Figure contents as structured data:
+-------+

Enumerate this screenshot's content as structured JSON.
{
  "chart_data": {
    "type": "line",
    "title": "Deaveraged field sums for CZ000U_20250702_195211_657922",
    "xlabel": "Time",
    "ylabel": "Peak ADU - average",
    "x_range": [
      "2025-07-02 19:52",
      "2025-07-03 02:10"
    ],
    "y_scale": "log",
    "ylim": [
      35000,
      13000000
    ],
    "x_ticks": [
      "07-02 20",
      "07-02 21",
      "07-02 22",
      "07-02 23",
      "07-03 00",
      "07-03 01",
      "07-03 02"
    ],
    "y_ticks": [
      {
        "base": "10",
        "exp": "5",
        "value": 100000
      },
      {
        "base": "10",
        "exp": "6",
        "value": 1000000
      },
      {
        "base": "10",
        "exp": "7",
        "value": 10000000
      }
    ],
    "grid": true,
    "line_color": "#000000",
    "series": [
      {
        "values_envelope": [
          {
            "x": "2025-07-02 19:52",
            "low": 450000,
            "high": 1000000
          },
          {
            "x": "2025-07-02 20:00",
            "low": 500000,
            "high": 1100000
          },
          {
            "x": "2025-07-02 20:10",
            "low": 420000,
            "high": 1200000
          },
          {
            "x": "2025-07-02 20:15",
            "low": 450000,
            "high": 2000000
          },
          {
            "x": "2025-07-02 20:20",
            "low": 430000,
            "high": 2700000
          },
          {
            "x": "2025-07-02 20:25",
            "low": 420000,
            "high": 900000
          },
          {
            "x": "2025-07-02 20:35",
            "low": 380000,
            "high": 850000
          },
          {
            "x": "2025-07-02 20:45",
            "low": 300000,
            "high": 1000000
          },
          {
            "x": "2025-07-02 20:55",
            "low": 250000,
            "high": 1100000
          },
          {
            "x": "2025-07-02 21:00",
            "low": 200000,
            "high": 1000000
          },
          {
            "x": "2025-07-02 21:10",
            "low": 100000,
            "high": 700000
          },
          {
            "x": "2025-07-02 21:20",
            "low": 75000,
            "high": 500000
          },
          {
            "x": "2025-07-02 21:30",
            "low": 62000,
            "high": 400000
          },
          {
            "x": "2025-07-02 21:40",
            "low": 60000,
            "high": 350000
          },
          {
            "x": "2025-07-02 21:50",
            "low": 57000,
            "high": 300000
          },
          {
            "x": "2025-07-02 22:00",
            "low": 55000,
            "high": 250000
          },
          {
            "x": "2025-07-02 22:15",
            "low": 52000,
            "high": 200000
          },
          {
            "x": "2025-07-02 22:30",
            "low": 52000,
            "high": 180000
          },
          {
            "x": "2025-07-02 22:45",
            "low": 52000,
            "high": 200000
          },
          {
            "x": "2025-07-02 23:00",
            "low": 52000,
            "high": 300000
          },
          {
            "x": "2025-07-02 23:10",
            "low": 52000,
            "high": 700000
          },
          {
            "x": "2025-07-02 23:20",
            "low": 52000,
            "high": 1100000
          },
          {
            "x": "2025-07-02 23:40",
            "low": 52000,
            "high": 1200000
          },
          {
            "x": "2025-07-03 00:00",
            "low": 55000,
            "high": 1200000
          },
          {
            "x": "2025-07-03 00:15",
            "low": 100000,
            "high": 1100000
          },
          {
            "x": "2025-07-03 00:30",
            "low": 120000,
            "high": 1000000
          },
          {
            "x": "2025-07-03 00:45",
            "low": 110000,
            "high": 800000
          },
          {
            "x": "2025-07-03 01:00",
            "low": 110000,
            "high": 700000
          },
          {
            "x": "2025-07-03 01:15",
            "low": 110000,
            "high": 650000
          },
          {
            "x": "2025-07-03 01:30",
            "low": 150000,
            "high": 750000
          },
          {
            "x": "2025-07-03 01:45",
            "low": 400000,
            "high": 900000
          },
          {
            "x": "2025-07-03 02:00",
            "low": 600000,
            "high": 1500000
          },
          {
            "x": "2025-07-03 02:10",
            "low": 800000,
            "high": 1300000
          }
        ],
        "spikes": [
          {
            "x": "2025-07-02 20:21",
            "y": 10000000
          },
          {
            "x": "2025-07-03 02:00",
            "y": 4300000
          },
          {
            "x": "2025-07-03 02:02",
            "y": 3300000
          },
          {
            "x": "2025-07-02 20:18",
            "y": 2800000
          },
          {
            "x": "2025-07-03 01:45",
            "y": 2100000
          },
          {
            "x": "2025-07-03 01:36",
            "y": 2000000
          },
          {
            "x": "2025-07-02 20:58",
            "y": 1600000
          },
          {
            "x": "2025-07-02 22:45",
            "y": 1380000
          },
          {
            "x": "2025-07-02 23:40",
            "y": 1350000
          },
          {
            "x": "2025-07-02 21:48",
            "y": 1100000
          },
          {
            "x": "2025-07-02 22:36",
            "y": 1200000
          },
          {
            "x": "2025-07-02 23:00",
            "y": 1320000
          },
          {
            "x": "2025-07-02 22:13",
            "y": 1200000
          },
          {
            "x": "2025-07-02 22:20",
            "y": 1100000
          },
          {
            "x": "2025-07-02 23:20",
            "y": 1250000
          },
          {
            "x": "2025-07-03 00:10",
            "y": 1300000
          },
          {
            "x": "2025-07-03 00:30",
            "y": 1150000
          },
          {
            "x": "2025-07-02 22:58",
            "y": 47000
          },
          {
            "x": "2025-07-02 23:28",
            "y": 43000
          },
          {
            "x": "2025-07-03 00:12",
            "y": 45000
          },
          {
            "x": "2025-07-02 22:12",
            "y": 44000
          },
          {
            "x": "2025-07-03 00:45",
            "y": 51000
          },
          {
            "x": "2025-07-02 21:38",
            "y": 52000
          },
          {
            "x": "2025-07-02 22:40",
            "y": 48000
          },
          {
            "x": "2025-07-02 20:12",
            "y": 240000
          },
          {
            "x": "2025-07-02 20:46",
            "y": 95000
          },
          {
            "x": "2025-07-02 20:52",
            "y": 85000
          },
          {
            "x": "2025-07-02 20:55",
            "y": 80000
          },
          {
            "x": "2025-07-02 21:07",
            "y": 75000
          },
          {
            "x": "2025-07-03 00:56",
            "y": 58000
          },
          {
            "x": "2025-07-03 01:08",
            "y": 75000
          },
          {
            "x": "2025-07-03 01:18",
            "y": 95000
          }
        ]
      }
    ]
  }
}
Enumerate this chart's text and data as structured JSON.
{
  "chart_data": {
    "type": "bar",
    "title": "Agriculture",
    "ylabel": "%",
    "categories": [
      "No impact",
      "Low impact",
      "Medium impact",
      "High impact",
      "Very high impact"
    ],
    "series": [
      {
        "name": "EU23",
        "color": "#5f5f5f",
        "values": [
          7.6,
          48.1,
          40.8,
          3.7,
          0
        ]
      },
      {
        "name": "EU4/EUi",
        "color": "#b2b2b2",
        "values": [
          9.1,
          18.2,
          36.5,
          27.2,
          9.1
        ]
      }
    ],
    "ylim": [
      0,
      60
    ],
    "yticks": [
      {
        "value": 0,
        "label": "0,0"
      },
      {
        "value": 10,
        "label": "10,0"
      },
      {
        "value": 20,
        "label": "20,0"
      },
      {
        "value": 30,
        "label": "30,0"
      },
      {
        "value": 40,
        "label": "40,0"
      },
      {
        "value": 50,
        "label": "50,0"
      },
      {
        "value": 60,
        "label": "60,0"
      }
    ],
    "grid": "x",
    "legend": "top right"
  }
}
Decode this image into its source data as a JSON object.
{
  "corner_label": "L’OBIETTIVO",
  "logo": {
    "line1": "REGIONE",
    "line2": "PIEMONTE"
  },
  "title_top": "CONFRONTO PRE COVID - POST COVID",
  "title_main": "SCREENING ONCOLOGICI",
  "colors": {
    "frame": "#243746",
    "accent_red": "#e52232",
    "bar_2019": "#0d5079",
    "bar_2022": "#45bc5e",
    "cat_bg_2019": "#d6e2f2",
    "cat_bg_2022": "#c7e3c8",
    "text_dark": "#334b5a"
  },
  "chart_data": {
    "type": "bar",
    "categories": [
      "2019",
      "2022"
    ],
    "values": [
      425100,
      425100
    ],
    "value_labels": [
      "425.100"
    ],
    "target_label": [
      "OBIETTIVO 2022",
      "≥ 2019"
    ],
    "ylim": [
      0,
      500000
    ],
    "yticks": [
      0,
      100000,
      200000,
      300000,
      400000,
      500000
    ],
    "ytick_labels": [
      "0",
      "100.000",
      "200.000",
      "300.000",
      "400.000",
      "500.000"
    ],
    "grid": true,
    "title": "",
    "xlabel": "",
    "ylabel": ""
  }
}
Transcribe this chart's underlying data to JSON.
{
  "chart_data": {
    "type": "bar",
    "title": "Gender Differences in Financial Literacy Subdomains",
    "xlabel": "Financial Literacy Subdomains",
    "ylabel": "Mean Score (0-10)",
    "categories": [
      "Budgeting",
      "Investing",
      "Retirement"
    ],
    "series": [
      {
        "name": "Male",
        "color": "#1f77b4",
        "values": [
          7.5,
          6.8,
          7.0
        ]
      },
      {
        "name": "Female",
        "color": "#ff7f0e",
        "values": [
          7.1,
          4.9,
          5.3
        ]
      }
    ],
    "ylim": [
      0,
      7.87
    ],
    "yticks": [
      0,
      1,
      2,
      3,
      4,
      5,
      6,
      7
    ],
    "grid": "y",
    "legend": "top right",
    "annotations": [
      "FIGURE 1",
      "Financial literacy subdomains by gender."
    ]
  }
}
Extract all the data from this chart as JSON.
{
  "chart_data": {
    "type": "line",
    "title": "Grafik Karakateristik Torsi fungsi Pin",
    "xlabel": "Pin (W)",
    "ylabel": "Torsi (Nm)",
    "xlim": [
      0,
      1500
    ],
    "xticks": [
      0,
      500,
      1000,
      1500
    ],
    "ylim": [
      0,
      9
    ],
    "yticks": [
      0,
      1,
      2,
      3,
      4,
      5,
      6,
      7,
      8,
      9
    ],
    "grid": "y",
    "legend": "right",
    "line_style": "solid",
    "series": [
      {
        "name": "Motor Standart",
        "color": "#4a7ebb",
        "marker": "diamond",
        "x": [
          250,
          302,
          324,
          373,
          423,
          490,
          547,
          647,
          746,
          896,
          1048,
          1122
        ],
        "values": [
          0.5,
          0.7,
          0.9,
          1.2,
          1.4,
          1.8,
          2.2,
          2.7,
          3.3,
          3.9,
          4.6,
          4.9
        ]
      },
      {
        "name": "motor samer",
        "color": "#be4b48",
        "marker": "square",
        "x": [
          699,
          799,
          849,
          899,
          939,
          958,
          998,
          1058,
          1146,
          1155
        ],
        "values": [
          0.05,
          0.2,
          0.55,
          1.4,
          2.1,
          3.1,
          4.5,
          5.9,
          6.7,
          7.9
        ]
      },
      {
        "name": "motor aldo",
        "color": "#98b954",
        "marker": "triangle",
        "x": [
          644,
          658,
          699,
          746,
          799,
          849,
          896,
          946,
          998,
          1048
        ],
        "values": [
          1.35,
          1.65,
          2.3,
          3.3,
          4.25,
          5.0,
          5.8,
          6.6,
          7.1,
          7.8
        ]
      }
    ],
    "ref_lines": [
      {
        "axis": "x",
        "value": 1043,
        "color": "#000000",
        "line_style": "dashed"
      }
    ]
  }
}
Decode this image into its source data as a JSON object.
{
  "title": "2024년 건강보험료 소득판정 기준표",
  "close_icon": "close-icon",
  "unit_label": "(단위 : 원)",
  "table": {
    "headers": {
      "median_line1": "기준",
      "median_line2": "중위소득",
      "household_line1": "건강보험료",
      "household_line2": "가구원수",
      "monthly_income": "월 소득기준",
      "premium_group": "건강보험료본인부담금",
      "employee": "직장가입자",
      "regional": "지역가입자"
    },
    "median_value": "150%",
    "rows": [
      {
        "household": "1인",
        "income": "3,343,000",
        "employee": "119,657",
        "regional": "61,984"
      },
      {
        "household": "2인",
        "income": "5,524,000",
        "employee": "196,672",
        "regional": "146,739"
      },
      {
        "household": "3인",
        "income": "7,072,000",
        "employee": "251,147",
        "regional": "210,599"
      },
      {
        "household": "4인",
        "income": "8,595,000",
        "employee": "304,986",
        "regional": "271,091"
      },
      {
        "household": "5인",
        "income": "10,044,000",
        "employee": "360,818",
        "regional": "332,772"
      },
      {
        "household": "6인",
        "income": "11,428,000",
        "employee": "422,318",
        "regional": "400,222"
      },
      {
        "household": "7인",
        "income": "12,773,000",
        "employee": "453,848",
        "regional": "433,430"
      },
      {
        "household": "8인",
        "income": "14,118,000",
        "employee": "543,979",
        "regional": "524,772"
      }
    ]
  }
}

+-------+

→ **What you should do**
State how many lines in the records above contain the word "this", and give only that number.

→ **Solution to the exercise**
6